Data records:
_ _ _ _
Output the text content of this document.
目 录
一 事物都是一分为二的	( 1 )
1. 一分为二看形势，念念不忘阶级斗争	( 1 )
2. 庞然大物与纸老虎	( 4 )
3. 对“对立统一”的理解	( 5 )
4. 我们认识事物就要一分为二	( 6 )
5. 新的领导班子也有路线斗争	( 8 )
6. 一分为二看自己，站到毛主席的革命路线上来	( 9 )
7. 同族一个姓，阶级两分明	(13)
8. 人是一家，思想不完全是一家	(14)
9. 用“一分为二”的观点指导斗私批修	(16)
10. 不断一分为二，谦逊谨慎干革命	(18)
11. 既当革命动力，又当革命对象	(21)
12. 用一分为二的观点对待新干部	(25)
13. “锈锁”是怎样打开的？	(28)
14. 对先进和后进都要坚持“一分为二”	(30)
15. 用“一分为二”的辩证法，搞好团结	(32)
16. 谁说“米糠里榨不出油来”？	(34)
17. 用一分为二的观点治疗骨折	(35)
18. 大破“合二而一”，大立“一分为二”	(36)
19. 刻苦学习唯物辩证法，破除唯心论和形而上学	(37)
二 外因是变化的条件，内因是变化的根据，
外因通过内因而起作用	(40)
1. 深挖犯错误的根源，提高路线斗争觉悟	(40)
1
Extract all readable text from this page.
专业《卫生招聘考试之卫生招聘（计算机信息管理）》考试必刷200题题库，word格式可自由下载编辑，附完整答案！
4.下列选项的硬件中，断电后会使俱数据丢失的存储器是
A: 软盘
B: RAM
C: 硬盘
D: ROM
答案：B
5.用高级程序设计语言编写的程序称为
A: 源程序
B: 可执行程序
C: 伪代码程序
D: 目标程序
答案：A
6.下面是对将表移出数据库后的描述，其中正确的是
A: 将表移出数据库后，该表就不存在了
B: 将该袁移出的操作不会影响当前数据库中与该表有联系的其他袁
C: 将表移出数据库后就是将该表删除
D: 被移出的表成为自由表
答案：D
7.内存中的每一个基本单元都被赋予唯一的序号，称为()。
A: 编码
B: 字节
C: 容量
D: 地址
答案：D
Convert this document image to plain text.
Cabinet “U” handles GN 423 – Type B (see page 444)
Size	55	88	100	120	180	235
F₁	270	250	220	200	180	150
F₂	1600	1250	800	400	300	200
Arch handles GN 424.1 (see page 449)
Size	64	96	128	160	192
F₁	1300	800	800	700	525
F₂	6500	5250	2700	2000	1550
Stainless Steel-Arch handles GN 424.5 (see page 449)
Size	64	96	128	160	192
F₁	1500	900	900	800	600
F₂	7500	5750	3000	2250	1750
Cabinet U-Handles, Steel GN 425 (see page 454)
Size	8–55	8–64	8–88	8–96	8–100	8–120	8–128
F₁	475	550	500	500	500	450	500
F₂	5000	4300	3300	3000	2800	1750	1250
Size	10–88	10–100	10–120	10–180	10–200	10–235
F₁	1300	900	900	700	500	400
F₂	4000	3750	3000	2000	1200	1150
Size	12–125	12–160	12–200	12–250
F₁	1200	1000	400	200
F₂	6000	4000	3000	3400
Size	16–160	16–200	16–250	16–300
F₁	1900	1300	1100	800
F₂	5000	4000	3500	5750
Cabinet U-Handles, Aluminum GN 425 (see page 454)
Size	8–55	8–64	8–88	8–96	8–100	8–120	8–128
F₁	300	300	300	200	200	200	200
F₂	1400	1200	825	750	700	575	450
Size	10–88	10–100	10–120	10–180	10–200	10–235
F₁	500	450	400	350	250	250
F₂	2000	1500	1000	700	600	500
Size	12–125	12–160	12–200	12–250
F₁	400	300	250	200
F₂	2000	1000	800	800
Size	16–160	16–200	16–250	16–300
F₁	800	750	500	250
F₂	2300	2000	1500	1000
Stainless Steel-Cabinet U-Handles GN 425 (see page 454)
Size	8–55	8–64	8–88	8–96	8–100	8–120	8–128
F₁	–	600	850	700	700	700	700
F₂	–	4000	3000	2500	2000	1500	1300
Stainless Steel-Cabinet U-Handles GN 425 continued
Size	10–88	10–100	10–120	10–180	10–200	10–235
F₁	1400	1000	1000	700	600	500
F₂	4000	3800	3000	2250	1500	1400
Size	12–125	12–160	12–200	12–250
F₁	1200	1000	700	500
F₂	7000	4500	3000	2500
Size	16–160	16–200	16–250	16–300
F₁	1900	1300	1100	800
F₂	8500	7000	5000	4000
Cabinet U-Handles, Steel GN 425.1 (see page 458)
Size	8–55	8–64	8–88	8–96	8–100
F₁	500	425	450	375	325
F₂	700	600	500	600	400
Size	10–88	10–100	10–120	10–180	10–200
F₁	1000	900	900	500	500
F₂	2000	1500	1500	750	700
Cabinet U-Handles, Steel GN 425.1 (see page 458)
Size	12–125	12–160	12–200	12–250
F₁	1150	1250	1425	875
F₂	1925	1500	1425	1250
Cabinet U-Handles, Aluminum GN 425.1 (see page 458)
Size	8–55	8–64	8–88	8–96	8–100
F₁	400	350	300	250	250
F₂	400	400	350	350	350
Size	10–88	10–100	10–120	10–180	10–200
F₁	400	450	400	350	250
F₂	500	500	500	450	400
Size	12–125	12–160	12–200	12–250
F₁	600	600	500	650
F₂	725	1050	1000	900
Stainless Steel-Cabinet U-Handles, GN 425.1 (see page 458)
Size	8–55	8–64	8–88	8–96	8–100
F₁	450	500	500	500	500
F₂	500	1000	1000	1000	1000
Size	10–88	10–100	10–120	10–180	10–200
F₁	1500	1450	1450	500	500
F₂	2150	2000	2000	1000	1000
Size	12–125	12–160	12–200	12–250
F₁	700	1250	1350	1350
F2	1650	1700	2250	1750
_ _ _ _
Written exercise: Tell how many lines of the data above hold the string "Aluminum". Give only the number.

The output: 2